■ SHORT TASK ■
What follows is a listing to be transcribed exactly.

■ AVAILABLE DATA ■

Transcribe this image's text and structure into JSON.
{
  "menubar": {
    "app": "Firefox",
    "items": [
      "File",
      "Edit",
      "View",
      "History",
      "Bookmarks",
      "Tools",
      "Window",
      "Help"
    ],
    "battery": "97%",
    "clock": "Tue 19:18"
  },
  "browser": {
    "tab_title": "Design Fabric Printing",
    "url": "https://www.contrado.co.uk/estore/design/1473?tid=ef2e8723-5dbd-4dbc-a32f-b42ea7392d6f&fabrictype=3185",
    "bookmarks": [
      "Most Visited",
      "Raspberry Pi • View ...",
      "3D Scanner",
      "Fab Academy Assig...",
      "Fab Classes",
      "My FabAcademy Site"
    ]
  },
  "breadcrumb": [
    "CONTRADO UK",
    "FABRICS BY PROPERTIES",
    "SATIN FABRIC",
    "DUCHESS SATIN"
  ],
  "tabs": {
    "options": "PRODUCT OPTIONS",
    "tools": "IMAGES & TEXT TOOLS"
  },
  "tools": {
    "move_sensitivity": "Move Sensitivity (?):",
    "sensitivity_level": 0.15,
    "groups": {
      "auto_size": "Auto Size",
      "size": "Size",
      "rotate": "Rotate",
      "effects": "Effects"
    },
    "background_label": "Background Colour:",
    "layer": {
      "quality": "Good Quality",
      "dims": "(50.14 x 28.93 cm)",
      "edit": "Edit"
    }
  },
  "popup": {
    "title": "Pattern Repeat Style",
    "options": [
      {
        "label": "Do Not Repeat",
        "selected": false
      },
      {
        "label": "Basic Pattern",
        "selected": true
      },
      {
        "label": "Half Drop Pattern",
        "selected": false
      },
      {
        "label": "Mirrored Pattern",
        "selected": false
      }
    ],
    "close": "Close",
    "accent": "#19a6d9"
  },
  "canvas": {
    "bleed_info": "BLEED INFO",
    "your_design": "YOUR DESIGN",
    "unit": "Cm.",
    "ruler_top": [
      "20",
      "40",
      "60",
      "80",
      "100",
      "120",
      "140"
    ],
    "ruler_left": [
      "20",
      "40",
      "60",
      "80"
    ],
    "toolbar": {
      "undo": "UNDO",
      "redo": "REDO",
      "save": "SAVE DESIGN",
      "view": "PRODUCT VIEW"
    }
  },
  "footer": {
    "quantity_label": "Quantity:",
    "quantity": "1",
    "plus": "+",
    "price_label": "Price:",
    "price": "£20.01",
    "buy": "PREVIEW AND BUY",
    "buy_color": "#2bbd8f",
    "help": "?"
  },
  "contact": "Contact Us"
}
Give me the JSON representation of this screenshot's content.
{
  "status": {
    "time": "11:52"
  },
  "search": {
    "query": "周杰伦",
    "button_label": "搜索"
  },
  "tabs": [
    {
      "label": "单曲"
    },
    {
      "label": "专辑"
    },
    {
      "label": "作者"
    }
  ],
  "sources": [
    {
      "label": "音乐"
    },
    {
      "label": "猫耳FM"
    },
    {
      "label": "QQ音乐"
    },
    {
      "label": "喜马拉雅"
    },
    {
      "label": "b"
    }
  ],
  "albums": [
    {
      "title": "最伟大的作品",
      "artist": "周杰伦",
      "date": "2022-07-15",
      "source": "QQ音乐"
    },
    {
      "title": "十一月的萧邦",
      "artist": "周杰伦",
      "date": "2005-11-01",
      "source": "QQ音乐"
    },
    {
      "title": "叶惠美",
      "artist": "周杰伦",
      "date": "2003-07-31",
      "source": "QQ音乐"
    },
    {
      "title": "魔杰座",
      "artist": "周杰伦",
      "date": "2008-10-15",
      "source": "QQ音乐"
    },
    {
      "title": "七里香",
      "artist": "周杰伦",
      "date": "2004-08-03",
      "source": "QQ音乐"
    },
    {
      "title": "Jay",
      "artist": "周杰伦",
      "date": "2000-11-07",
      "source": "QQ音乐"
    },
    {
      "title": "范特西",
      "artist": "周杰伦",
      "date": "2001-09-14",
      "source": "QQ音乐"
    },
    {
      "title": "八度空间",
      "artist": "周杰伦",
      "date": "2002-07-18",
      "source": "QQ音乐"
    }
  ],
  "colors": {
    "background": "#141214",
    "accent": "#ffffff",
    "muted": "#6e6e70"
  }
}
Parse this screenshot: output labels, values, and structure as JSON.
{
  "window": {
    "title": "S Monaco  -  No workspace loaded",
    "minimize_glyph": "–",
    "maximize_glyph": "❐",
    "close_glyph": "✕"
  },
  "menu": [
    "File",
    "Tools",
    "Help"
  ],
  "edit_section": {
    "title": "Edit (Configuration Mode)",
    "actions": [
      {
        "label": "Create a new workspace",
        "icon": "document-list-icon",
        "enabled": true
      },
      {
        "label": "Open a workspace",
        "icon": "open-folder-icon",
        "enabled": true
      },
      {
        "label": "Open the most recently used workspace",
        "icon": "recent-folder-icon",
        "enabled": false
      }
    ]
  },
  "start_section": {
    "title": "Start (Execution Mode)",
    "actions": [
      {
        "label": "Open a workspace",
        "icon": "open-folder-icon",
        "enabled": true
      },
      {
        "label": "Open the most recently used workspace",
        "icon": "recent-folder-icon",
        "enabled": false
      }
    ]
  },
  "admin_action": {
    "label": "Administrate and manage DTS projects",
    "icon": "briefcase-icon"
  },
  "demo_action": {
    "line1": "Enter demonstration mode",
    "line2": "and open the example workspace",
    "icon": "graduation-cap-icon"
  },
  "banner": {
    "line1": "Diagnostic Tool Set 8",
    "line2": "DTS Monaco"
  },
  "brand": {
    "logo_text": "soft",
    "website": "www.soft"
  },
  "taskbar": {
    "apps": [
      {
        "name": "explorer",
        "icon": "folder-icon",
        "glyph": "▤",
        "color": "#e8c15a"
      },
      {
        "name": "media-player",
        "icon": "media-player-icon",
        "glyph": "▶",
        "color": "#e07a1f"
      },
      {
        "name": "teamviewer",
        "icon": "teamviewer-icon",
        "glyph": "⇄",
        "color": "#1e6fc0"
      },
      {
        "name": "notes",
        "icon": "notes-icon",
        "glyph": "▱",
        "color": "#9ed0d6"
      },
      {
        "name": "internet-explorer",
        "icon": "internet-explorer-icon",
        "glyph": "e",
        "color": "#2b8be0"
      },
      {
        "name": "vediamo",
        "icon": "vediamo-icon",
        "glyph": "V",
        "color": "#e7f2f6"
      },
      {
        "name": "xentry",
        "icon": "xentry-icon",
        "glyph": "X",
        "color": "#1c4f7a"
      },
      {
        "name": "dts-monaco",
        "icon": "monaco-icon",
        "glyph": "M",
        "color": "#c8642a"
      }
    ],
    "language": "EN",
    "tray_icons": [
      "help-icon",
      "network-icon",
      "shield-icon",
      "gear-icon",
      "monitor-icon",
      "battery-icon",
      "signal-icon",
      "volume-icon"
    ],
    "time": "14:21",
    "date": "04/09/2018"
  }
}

■ EXERCISE ANSWER ■
Transcribe this image's text and structure into JSON.
{
  "menubar": {
    "app": "Firefox",
    "items": [
      "File",
      "Edit",
      "View",
      "History",
      "Bookmarks",
      "Tools",
      "Window",
      "Help"
    ],
    "battery": "97%",
    "clock": "Tue 19:18"
  },
  "browser": {
    "tab_title": "Design Fabric Printing",
    "url": "https://www.contrado.co.uk/estore/design/1473?tid=ef2e8723-5dbd-4dbc-a32f-b42ea7392d6f&fabrictype=3185",
    "bookmarks": [
      "Most Visited",
      "Raspberry Pi • View ...",
      "3D Scanner",
      "Fab Academy Assig...",
      "Fab Classes",
      "My FabAcademy Site"
    ]
  },
  "breadcrumb": [
    "CONTRADO UK",
    "FABRICS BY PROPERTIES",
    "SATIN FABRIC",
    "DUCHESS SATIN"
  ],
  "tabs": {
    "options": "PRODUCT OPTIONS",
    "tools": "IMAGES & TEXT TOOLS"
  },
  "tools": {
    "move_sensitivity": "Move Sensitivity (?):",
    "sensitivity_level": 0.15,
    "groups": {
      "auto_size": "Auto Size",
      "size": "Size",
      "rotate": "Rotate",
      "effects": "Effects"
    },
    "background_label": "Background Colour:",
    "layer": {
      "quality": "Good Quality",
      "dims": "(50.14 x 28.93 cm)",
      "edit": "Edit"
    }
  },
  "popup": {
    "title": "Pattern Repeat Style",
    "options": [
      {
        "label": "Do Not Repeat",
        "selected": false
      },
      {
        "label": "Basic Pattern",
        "selected": true
      },
      {
        "label": "Half Drop Pattern",
        "selected": false
      },
      {
        "label": "Mirrored Pattern",
        "selected": false
      }
    ],
    "close": "Close",
    "accent": "#19a6d9"
  },
  "canvas": {
    "bleed_info": "BLEED INFO",
    "your_design": "YOUR DESIGN",
    "unit": "Cm.",
    "ruler_top": [
      "20",
      "40",
      "60",
      "80",
      "100",
      "120",
      "140"
    ],
    "ruler_left": [
      "20",
      "40",
      "60",
      "80"
    ],
    "toolbar": {
      "undo": "UNDO",
      "redo": "REDO",
      "save": "SAVE DESIGN",
      "view": "PRODUCT VIEW"
    }
  },
  "footer": {
    "quantity_label": "Quantity:",
    "quantity": "1",
    "plus": "+",
    "price_label": "Price:",
    "price": "£20.01",
    "buy": "PREVIEW AND BUY",
    "buy_color": "#2bbd8f",
    "help": "?"
  },
  "contact": "Contact Us"
}
Give me the JSON representation of this screenshot's content.
{
  "status": {
    "time": "11:52"
  },
  "search": {
    "query": "周杰伦",
    "button_label": "搜索"
  },
  "tabs": [
    {
      "label": "单曲"
    },
    {
      "label": "专辑"
    },
    {
      "label": "作者"
    }
  ],
  "sources": [
    {
      "label": "音乐"
    },
    {
      "label": "猫耳FM"
    },
    {
      "label": "QQ音乐"
    },
    {
      "label": "喜马拉雅"
    },
    {
      "label": "b"
    }
  ],
  "albums": [
    {
      "title": "最伟大的作品",
      "artist": "周杰伦",
      "date": "2022-07-15",
      "source": "QQ音乐"
    },
    {
      "title": "十一月的萧邦",
      "artist": "周杰伦",
      "date": "2005-11-01",
      "source": "QQ音乐"
    },
    {
      "title": "叶惠美",
      "artist": "周杰伦",
      "date": "2003-07-31",
      "source": "QQ音乐"
    },
    {
      "title": "魔杰座",
      "artist": "周杰伦",
      "date": "2008-10-15",
      "source": "QQ音乐"
    },
    {
      "title": "七里香",
      "artist": "周杰伦",
      "date": "2004-08-03",
      "source": "QQ音乐"
    },
    {
      "title": "Jay",
      "artist": "周杰伦",
      "date": "2000-11-07",
      "source": "QQ音乐"
    },
    {
      "title": "范特西",
      "artist": "周杰伦",
      "date": "2001-09-14",
      "source": "QQ音乐"
    },
    {
      "title": "八度空间",
      "artist": "周杰伦",
      "date": "2002-07-18",
      "source": "QQ音乐"
    }
  ],
  "colors": {
    "background": "#141214",
    "accent": "#ffffff",
    "muted": "#6e6e70"
  }
}
Parse this screenshot: output labels, values, and structure as JSON.
{
  "window": {
    "title": "S Monaco  -  No workspace loaded",
    "minimize_glyph": "–",
    "maximize_glyph": "❐",
    "close_glyph": "✕"
  },
  "menu": [
    "File",
    "Tools",
    "Help"
  ],
  "edit_section": {
    "title": "Edit (Configuration Mode)",
    "actions": [
      {
        "label": "Create a new workspace",
        "icon": "document-list-icon",
        "enabled": true
      },
      {
        "label": "Open a workspace",
        "icon": "open-folder-icon",
        "enabled": true
      },
      {
        "label": "Open the most recently used workspace",
        "icon": "recent-folder-icon",
        "enabled": false
      }
    ]
  },
  "start_section": {
    "title": "Start (Execution Mode)",
    "actions": [
      {
        "label": "Open a workspace",
        "icon": "open-folder-icon",
        "enabled": true
      },
      {
        "label": "Open the most recently used workspace",
        "icon": "recent-folder-icon",
        "enabled": false
      }
    ]
  },
  "admin_action": {
    "label": "Administrate and manage DTS projects",
    "icon": "briefcase-icon"
  },
  "demo_action": {
    "line1": "Enter demonstration mode",
    "line2": "and open the example workspace",
    "icon": "graduation-cap-icon"
  },
  "banner": {
    "line1": "Diagnostic Tool Set 8",
    "line2": "DTS Monaco"
  },
  "brand": {
    "logo_text": "soft",
    "website": "www.soft"
  },
  "taskbar": {
    "apps": [
      {
        "name": "explorer",
        "icon": "folder-icon",
        "glyph": "▤",
        "color": "#e8c15a"
      },
      {
        "name": "media-player",
        "icon": "media-player-icon",
        "glyph": "▶",
        "color": "#e07a1f"
      },
      {
        "name": "teamviewer",
        "icon": "teamviewer-icon",
        "glyph": "⇄",
        "color": "#1e6fc0"
      },
      {
        "name": "notes",
        "icon": "notes-icon",
        "glyph": "▱",
        "color": "#9ed0d6"
      },
      {
        "name": "internet-explorer",
        "icon": "internet-explorer-icon",
        "glyph": "e",
        "color": "#2b8be0"
      },
      {
        "name": "vediamo",
        "icon": "vediamo-icon",
        "glyph": "V",
        "color": "#e7f2f6"
      },
      {
        "name": "xentry",
        "icon": "xentry-icon",
        "glyph": "X",
        "color": "#1c4f7a"
      },
      {
        "name": "dts-monaco",
        "icon": "monaco-icon",
        "glyph": "M",
        "color": "#c8642a"
      }
    ],
    "language": "EN",
    "tray_icons": [
      "help-icon",
      "network-icon",
      "shield-icon",
      "gear-icon",
      "monitor-icon",
      "battery-icon",
      "signal-icon",
      "volume-icon"
    ],
    "time": "14:21",
    "date": "04/09/2018"
  }
}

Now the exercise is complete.